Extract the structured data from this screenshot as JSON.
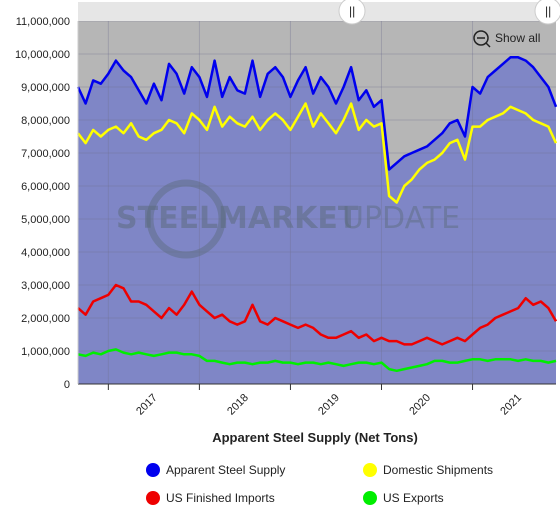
{
  "chart_data": {
    "type": "line",
    "xlabel": "Apparent Steel Supply (Net Tons)",
    "ylabel": "",
    "ylim": [
      0,
      11000000
    ],
    "y_ticks": [
      "0",
      "1,000,000",
      "2,000,000",
      "3,000,000",
      "4,000,000",
      "5,000,000",
      "6,000,000",
      "7,000,000",
      "8,000,000",
      "9,000,000",
      "10,000,000",
      "11,000,000"
    ],
    "x_ticks": [
      "2017",
      "2018",
      "2019",
      "2020",
      "2021"
    ],
    "grid": true,
    "legend_position": "bottom",
    "x_range": [
      "2016-09",
      "2021-12"
    ],
    "x": [
      "2016-09",
      "2016-10",
      "2016-11",
      "2016-12",
      "2017-01",
      "2017-02",
      "2017-03",
      "2017-04",
      "2017-05",
      "2017-06",
      "2017-07",
      "2017-08",
      "2017-09",
      "2017-10",
      "2017-11",
      "2017-12",
      "2018-01",
      "2018-02",
      "2018-03",
      "2018-04",
      "2018-05",
      "2018-06",
      "2018-07",
      "2018-08",
      "2018-09",
      "2018-10",
      "2018-11",
      "2018-12",
      "2019-01",
      "2019-02",
      "2019-03",
      "2019-04",
      "2019-05",
      "2019-06",
      "2019-07",
      "2019-08",
      "2019-09",
      "2019-10",
      "2019-11",
      "2019-12",
      "2020-01",
      "2020-02",
      "2020-03",
      "2020-04",
      "2020-05",
      "2020-06",
      "2020-07",
      "2020-08",
      "2020-09",
      "2020-10",
      "2020-11",
      "2020-12",
      "2021-01",
      "2021-02",
      "2021-03",
      "2021-04",
      "2021-05",
      "2021-06",
      "2021-07",
      "2021-08",
      "2021-09",
      "2021-10",
      "2021-11",
      "2021-12"
    ],
    "series": [
      {
        "name": "Apparent Steel Supply",
        "color": "#0000ee",
        "values": [
          9000000,
          8500000,
          9200000,
          9100000,
          9400000,
          9800000,
          9500000,
          9300000,
          8900000,
          8500000,
          9100000,
          8600000,
          9700000,
          9400000,
          8800000,
          9600000,
          9300000,
          8700000,
          9800000,
          8700000,
          9300000,
          8900000,
          8800000,
          9800000,
          8700000,
          9400000,
          9600000,
          9300000,
          8700000,
          9200000,
          9600000,
          8800000,
          9300000,
          9000000,
          8500000,
          9000000,
          9600000,
          8600000,
          8900000,
          8400000,
          8600000,
          6500000,
          6700000,
          6900000,
          7000000,
          7100000,
          7200000,
          7400000,
          7600000,
          7900000,
          8000000,
          7500000,
          9000000,
          8800000,
          9300000,
          9500000,
          9700000,
          9900000,
          9900000,
          9800000,
          9600000,
          9300000,
          9000000,
          8400000
        ]
      },
      {
        "name": "Domestic Shipments",
        "color": "#ffff00",
        "values": [
          7600000,
          7300000,
          7700000,
          7500000,
          7700000,
          7800000,
          7600000,
          7900000,
          7500000,
          7400000,
          7600000,
          7700000,
          8000000,
          7900000,
          7600000,
          8200000,
          8000000,
          7700000,
          8400000,
          7800000,
          8100000,
          7900000,
          7800000,
          8100000,
          7700000,
          8000000,
          8200000,
          8000000,
          7700000,
          8100000,
          8500000,
          7800000,
          8200000,
          7900000,
          7600000,
          8000000,
          8500000,
          7700000,
          8000000,
          7800000,
          7900000,
          5700000,
          5500000,
          6000000,
          6200000,
          6500000,
          6700000,
          6800000,
          7000000,
          7300000,
          7400000,
          6800000,
          7800000,
          7800000,
          8000000,
          8100000,
          8200000,
          8400000,
          8300000,
          8200000,
          8000000,
          7900000,
          7800000,
          7300000
        ]
      },
      {
        "name": "US Finished Imports",
        "color": "#ee0000",
        "values": [
          2300000,
          2100000,
          2500000,
          2600000,
          2700000,
          3000000,
          2900000,
          2500000,
          2500000,
          2400000,
          2200000,
          2000000,
          2300000,
          2100000,
          2400000,
          2800000,
          2400000,
          2200000,
          2000000,
          2100000,
          1900000,
          1800000,
          1900000,
          2400000,
          1900000,
          1800000,
          2000000,
          1900000,
          1800000,
          1700000,
          1800000,
          1700000,
          1500000,
          1400000,
          1400000,
          1500000,
          1600000,
          1400000,
          1500000,
          1300000,
          1400000,
          1300000,
          1300000,
          1200000,
          1200000,
          1300000,
          1400000,
          1300000,
          1200000,
          1300000,
          1400000,
          1300000,
          1500000,
          1700000,
          1800000,
          2000000,
          2100000,
          2200000,
          2300000,
          2600000,
          2400000,
          2500000,
          2300000,
          1900000
        ]
      },
      {
        "name": "US Exports",
        "color": "#00ee00",
        "values": [
          900000,
          850000,
          950000,
          900000,
          1000000,
          1050000,
          950000,
          900000,
          950000,
          900000,
          850000,
          900000,
          950000,
          950000,
          900000,
          900000,
          850000,
          700000,
          700000,
          650000,
          600000,
          650000,
          650000,
          600000,
          650000,
          650000,
          700000,
          650000,
          650000,
          600000,
          650000,
          650000,
          600000,
          650000,
          600000,
          550000,
          600000,
          650000,
          650000,
          600000,
          650000,
          450000,
          400000,
          450000,
          500000,
          550000,
          600000,
          700000,
          700000,
          650000,
          650000,
          700000,
          750000,
          750000,
          700000,
          750000,
          750000,
          750000,
          700000,
          750000,
          700000,
          700000,
          650000,
          700000
        ]
      }
    ]
  },
  "watermark": {
    "word1": "STEEL",
    "word2": "MARKET",
    "word3": "UPDATE"
  },
  "controls": {
    "show_all_label": "Show all"
  },
  "colors": {
    "plot_fill": "#7f86c6",
    "band_fill": "#b6b6b6"
  }
}
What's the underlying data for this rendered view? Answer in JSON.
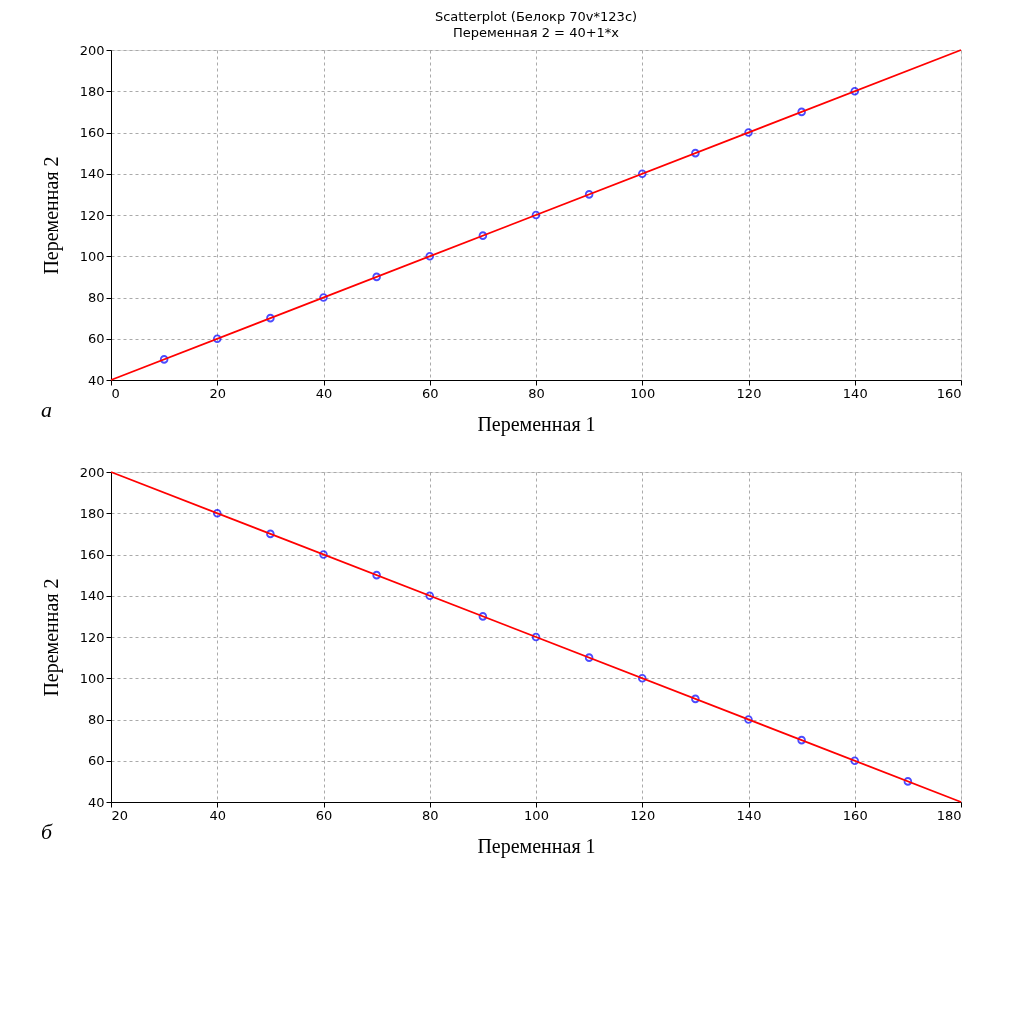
{
  "chart_data": [
    {
      "type": "scatter",
      "title": "Scatterplot (Белокр 70v*123c)",
      "subtitle": "Переменная 2 = 40+1*x",
      "xlabel": "Переменная 1",
      "ylabel": "Переменная 2",
      "annotations": [
        "а"
      ],
      "series": [
        {
          "color": "#0000ff",
          "marker": "circle",
          "x": [
            10,
            20,
            30,
            40,
            50,
            60,
            70,
            80,
            90,
            100,
            110,
            120,
            130,
            140
          ],
          "values": [
            50,
            60,
            70,
            80,
            90,
            100,
            110,
            120,
            130,
            140,
            150,
            160,
            170,
            180
          ]
        },
        {
          "type": "line",
          "color": "#ff0000",
          "x": [
            0,
            160
          ],
          "values": [
            40,
            200
          ]
        }
      ],
      "xlim": [
        0,
        160
      ],
      "xticks": [
        0,
        20,
        40,
        60,
        80,
        100,
        120,
        140,
        160
      ],
      "ylim": [
        40,
        200
      ],
      "yticks": [
        40,
        60,
        80,
        100,
        120,
        140,
        160,
        180,
        200
      ],
      "grid": true
    },
    {
      "type": "scatter",
      "xlabel": "Переменная 1",
      "ylabel": "Переменная 2",
      "annotations": [
        "б"
      ],
      "series": [
        {
          "color": "#0000ff",
          "marker": "circle",
          "x": [
            40,
            50,
            60,
            70,
            80,
            90,
            100,
            110,
            120,
            130,
            140,
            150,
            160,
            170
          ],
          "values": [
            180,
            170,
            160,
            150,
            140,
            130,
            120,
            110,
            100,
            90,
            80,
            70,
            60,
            50
          ]
        },
        {
          "type": "line",
          "color": "#ff0000",
          "x": [
            20,
            180
          ],
          "values": [
            200,
            40
          ]
        }
      ],
      "xlim": [
        20,
        180
      ],
      "xticks": [
        20,
        40,
        60,
        80,
        100,
        120,
        140,
        160,
        180
      ],
      "ylim": [
        40,
        200
      ],
      "yticks": [
        40,
        60,
        80,
        100,
        120,
        140,
        160,
        180,
        200
      ],
      "grid": true
    }
  ]
}
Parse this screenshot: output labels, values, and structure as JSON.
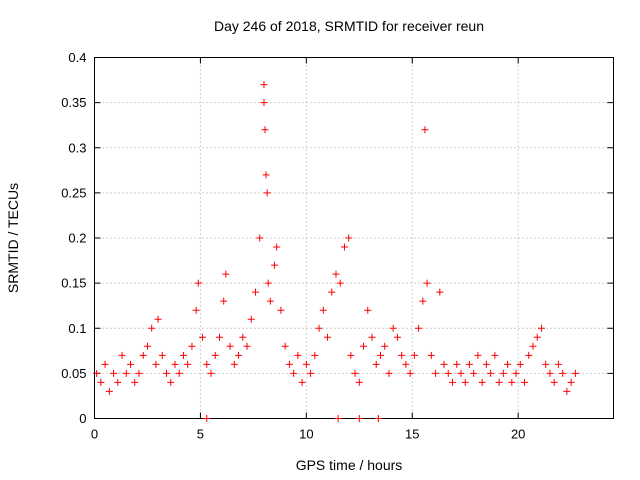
{
  "chart_data": {
    "type": "scatter",
    "title": "Day 246 of 2018, SRMTID for receiver reun",
    "xlabel": "GPS time / hours",
    "ylabel": "SRMTID / TECUs",
    "xlim": [
      0,
      24.5
    ],
    "ylim": [
      0,
      0.4
    ],
    "xticks": [
      0,
      5,
      10,
      15,
      20
    ],
    "xtick_labels": [
      "0",
      "5",
      "10",
      "15",
      "20"
    ],
    "yticks": [
      0,
      0.05,
      0.1,
      0.15,
      0.2,
      0.25,
      0.3,
      0.35,
      0.4
    ],
    "ytick_labels": [
      "0",
      "0.05",
      "0.1",
      "0.15",
      "0.2",
      "0.25",
      "0.3",
      "0.35",
      "0.4"
    ],
    "grid": true,
    "marker": "+",
    "color": "#ff0000",
    "series": [
      {
        "name": "reun",
        "x": [
          0.1,
          0.3,
          0.5,
          0.7,
          0.9,
          1.1,
          1.3,
          1.5,
          1.7,
          1.9,
          2.1,
          2.3,
          2.5,
          2.7,
          2.9,
          3.0,
          3.2,
          3.4,
          3.6,
          3.8,
          4.0,
          4.2,
          4.4,
          4.6,
          4.8,
          4.9,
          5.1,
          5.3,
          5.5,
          5.7,
          5.9,
          6.1,
          6.2,
          6.4,
          6.6,
          6.8,
          7.0,
          7.2,
          7.4,
          7.6,
          7.8,
          8.0,
          8.0,
          8.05,
          8.1,
          8.15,
          8.2,
          8.3,
          8.5,
          8.6,
          8.8,
          9.0,
          9.2,
          9.4,
          9.6,
          9.8,
          10.0,
          10.2,
          10.4,
          10.6,
          10.8,
          11.0,
          11.2,
          11.4,
          11.6,
          11.8,
          12.0,
          12.1,
          12.3,
          12.5,
          12.7,
          12.9,
          13.1,
          13.3,
          13.5,
          13.7,
          13.9,
          14.1,
          14.3,
          14.5,
          14.7,
          14.9,
          15.1,
          15.3,
          15.5,
          15.6,
          15.7,
          15.9,
          16.1,
          16.3,
          16.5,
          16.7,
          16.9,
          17.1,
          17.3,
          17.5,
          17.7,
          17.9,
          18.1,
          18.3,
          18.5,
          18.7,
          18.9,
          19.1,
          19.3,
          19.5,
          19.7,
          19.9,
          20.1,
          20.3,
          20.5,
          20.7,
          20.9,
          21.1,
          21.3,
          21.5,
          21.7,
          21.9,
          22.1,
          22.3,
          22.5,
          22.7,
          5.3,
          11.5,
          12.5,
          13.4
        ],
        "y": [
          0.05,
          0.04,
          0.06,
          0.03,
          0.05,
          0.04,
          0.07,
          0.05,
          0.06,
          0.04,
          0.05,
          0.07,
          0.08,
          0.1,
          0.06,
          0.11,
          0.07,
          0.05,
          0.04,
          0.06,
          0.05,
          0.07,
          0.06,
          0.08,
          0.12,
          0.15,
          0.09,
          0.06,
          0.05,
          0.07,
          0.09,
          0.13,
          0.16,
          0.08,
          0.06,
          0.07,
          0.09,
          0.08,
          0.11,
          0.14,
          0.2,
          0.37,
          0.35,
          0.32,
          0.27,
          0.25,
          0.15,
          0.13,
          0.17,
          0.19,
          0.12,
          0.08,
          0.06,
          0.05,
          0.07,
          0.04,
          0.06,
          0.05,
          0.07,
          0.1,
          0.12,
          0.09,
          0.14,
          0.16,
          0.15,
          0.19,
          0.2,
          0.07,
          0.05,
          0.04,
          0.08,
          0.12,
          0.09,
          0.06,
          0.07,
          0.08,
          0.05,
          0.1,
          0.09,
          0.07,
          0.06,
          0.05,
          0.07,
          0.1,
          0.13,
          0.32,
          0.15,
          0.07,
          0.05,
          0.14,
          0.06,
          0.05,
          0.04,
          0.06,
          0.05,
          0.04,
          0.06,
          0.05,
          0.07,
          0.04,
          0.06,
          0.05,
          0.07,
          0.04,
          0.05,
          0.06,
          0.04,
          0.05,
          0.06,
          0.04,
          0.07,
          0.08,
          0.09,
          0.1,
          0.06,
          0.05,
          0.04,
          0.06,
          0.05,
          0.03,
          0.04,
          0.05,
          0.0,
          0.0,
          0.0,
          0.0
        ]
      }
    ]
  }
}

○ ○ ○ ○ ○ ○ ○

Count every line in the preceding entries where the string "xlabel" appears, then state only the total.

> **TASK RESPONSE**
4